YOUR INSTRUCTIONS » The records that follow are to be transcribed in full, without their images.

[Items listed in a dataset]
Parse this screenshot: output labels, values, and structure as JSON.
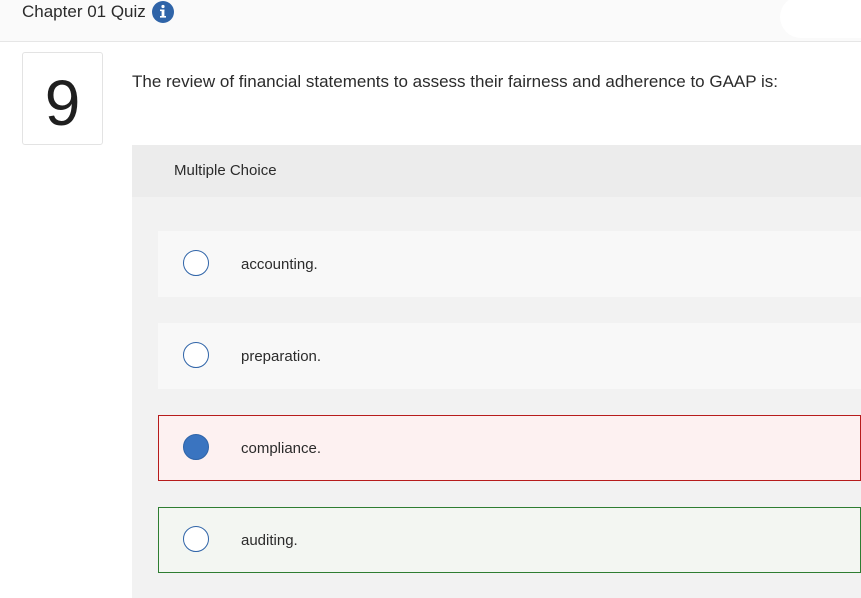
{
  "header": {
    "title": "Chapter 01 Quiz",
    "info_icon": "info-icon",
    "info_color": "#2f64a8"
  },
  "question": {
    "number": "9",
    "text": "The review of financial statements to assess their fairness and adherence to GAAP is:",
    "type_label": "Multiple Choice"
  },
  "choices": [
    {
      "label": "accounting.",
      "selected": false,
      "state": "neutral"
    },
    {
      "label": "preparation.",
      "selected": false,
      "state": "neutral"
    },
    {
      "label": "compliance.",
      "selected": true,
      "state": "incorrect"
    },
    {
      "label": "auditing.",
      "selected": false,
      "state": "correct"
    }
  ],
  "colors": {
    "incorrect_border": "#b71c1c",
    "correct_border": "#2e7d32",
    "radio_accent": "#3a74c0"
  }
}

EXERCISE RESPONSE »
Parse this screenshot: output labels, values, and structure as JSON.
{
  "header": {
    "title": "Chapter 01 Quiz",
    "info_icon": "info-icon",
    "info_color": "#2f64a8"
  },
  "question": {
    "number": "9",
    "text": "The review of financial statements to assess their fairness and adherence to GAAP is:",
    "type_label": "Multiple Choice"
  },
  "choices": [
    {
      "label": "accounting.",
      "selected": false,
      "state": "neutral"
    },
    {
      "label": "preparation.",
      "selected": false,
      "state": "neutral"
    },
    {
      "label": "compliance.",
      "selected": true,
      "state": "incorrect"
    },
    {
      "label": "auditing.",
      "selected": false,
      "state": "correct"
    }
  ],
  "colors": {
    "incorrect_border": "#b71c1c",
    "correct_border": "#2e7d32",
    "radio_accent": "#3a74c0"
  }
}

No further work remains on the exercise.